▶ _What is needed_
What is the number of lines in the data holding the word "label"? Give that number by itself.

[Data records]
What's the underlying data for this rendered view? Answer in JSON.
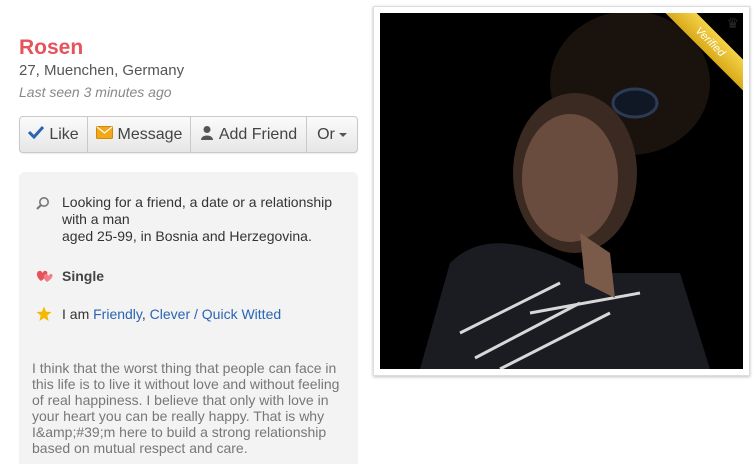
{
  "profile": {
    "name": "Rosen",
    "location": "27, Muenchen, Germany",
    "last_seen": "Last seen 3 minutes ago"
  },
  "actions": {
    "like": "Like",
    "message": "Message",
    "add_friend": "Add Friend",
    "or": "Or"
  },
  "info": {
    "looking_for_line1": "Looking for a friend, a date or a relationship",
    "looking_for_line2": "with a man",
    "looking_for_line3": "aged 25-99, in Bosnia and Herzegovina.",
    "status": "Single",
    "traits_prefix": "I am",
    "trait_1": "Friendly",
    "trait_sep": ",",
    "trait_2": "Clever / Quick Witted"
  },
  "bio": {
    "line1": "I think that the worst thing that people can face in",
    "line2": "this life is to live it without love and without feeling",
    "line3": "of real happiness. I believe that only with love in",
    "line4": "your heart you can be really happy. That is why",
    "line5": "I&amp;#39;m here to build a strong relationship",
    "line6": "based on mutual respect and care."
  },
  "photo": {
    "badge": "Verified"
  },
  "icons": {
    "like": "check-icon",
    "message": "envelope-icon",
    "add_friend": "person-add-icon",
    "or": "caret-down-icon",
    "looking": "search-icon",
    "status": "hearts-icon",
    "traits": "star-icon",
    "badge": "crown-icon"
  },
  "colors": {
    "name": "#e8525a",
    "link": "#2a64b3",
    "like_check": "#2a64b3",
    "star": "#f5b800",
    "hearts": "#e8525a"
  }
}
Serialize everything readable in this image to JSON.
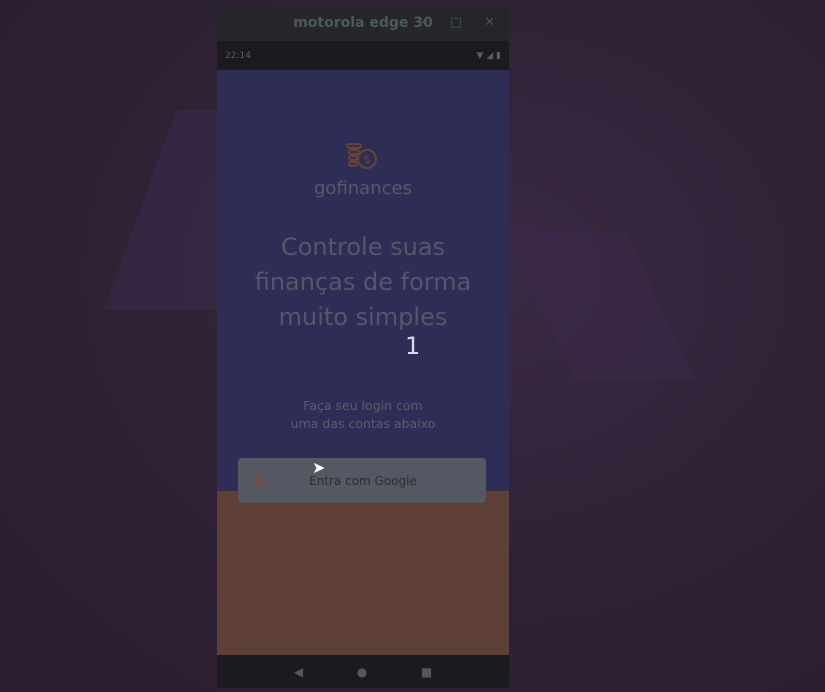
{
  "window": {
    "title": "motorola edge 30",
    "minimize": "–",
    "maximize": "□",
    "close": "✕"
  },
  "statusbar": {
    "time": "22:14",
    "icons": [
      "wifi-icon",
      "signal-icon",
      "battery-icon"
    ]
  },
  "app": {
    "brand": "gofinances",
    "title_lines": [
      "Controle suas",
      "finanças de forma",
      "muito simples"
    ],
    "overlay_number": "1",
    "subtitle_lines": [
      "Faça seu login com",
      "uma das contas abaixo"
    ],
    "google_button": "Entra com Google",
    "google_icon": "G"
  },
  "navbar": {
    "back": "◀",
    "home": "●",
    "recents": "■"
  },
  "colors": {
    "header": "#2e2d55",
    "footer": "#5d3f38",
    "button": "#545862"
  }
}
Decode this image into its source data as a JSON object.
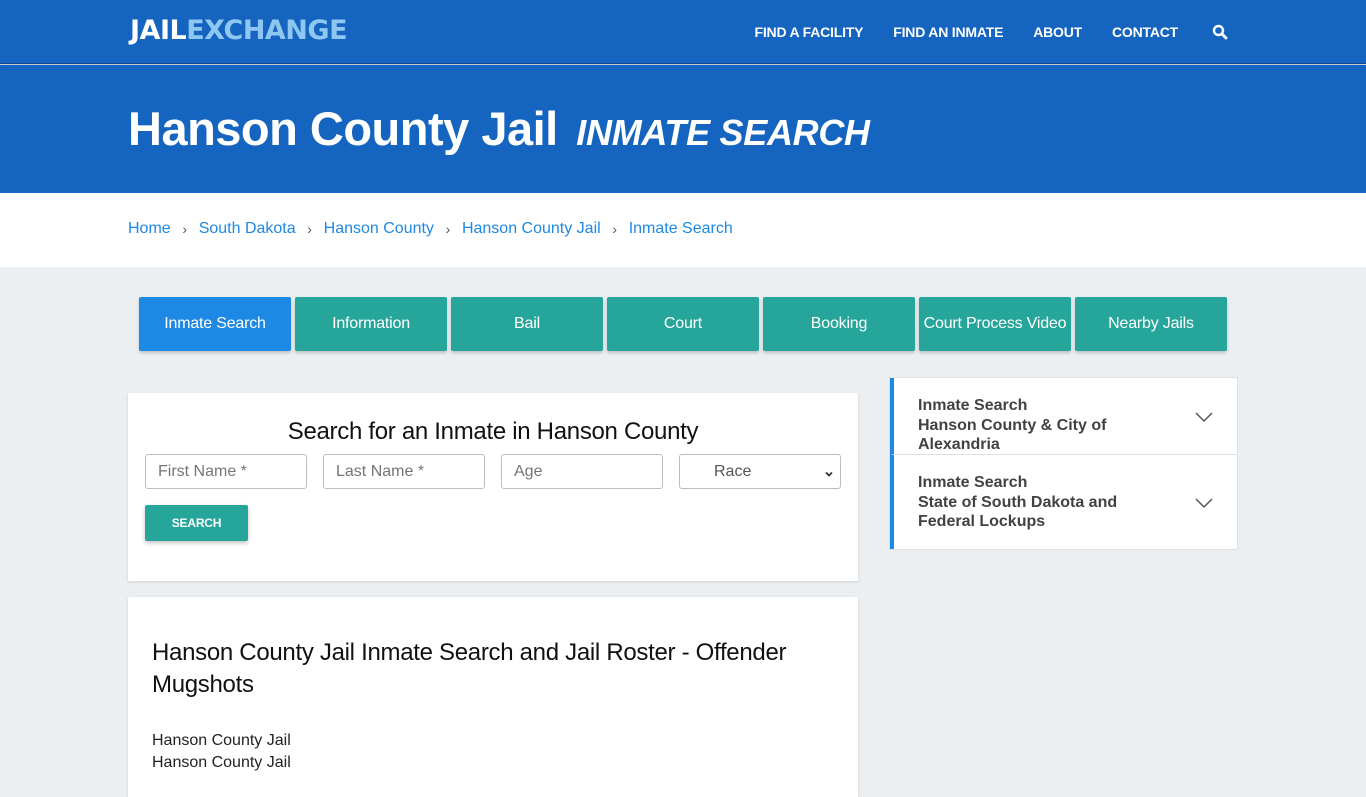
{
  "brand": {
    "part1": "JAIL",
    "part2": "EXCHANGE"
  },
  "nav": {
    "links": [
      "FIND A FACILITY",
      "FIND AN INMATE",
      "ABOUT",
      "CONTACT"
    ],
    "search_icon": "search-icon"
  },
  "hero": {
    "title": "Hanson County Jail",
    "subtitle": "INMATE SEARCH"
  },
  "breadcrumb": [
    "Home",
    "South Dakota",
    "Hanson County",
    "Hanson County Jail",
    "Inmate Search"
  ],
  "tabs": [
    {
      "label": "Inmate Search",
      "active": true
    },
    {
      "label": "Information",
      "active": false
    },
    {
      "label": "Bail",
      "active": false
    },
    {
      "label": "Court",
      "active": false
    },
    {
      "label": "Booking",
      "active": false
    },
    {
      "label": "Court Process Video",
      "active": false
    },
    {
      "label": "Nearby Jails",
      "active": false
    }
  ],
  "search_form": {
    "title": "Search for an Inmate in Hanson County",
    "first_name_placeholder": "First Name *",
    "last_name_placeholder": "Last Name *",
    "age_placeholder": "Age",
    "race_selected": "Race",
    "button": "SEARCH"
  },
  "info": {
    "heading": "Hanson County Jail Inmate Search and Jail Roster - Offender Mugshots",
    "lines": [
      "Hanson County Jail",
      "Hanson County Jail"
    ]
  },
  "sidebar": {
    "items": [
      {
        "line1": "Inmate Search",
        "line2": "Hanson County & City of Alexandria"
      },
      {
        "line1": "Inmate Search",
        "line2": "State of South Dakota and Federal Lockups"
      }
    ]
  },
  "colors": {
    "primary": "#1565c0",
    "accent": "#1e88e5",
    "teal": "#26a69a",
    "logo_light": "#8fc7f3"
  }
}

▶ _Task solution_
7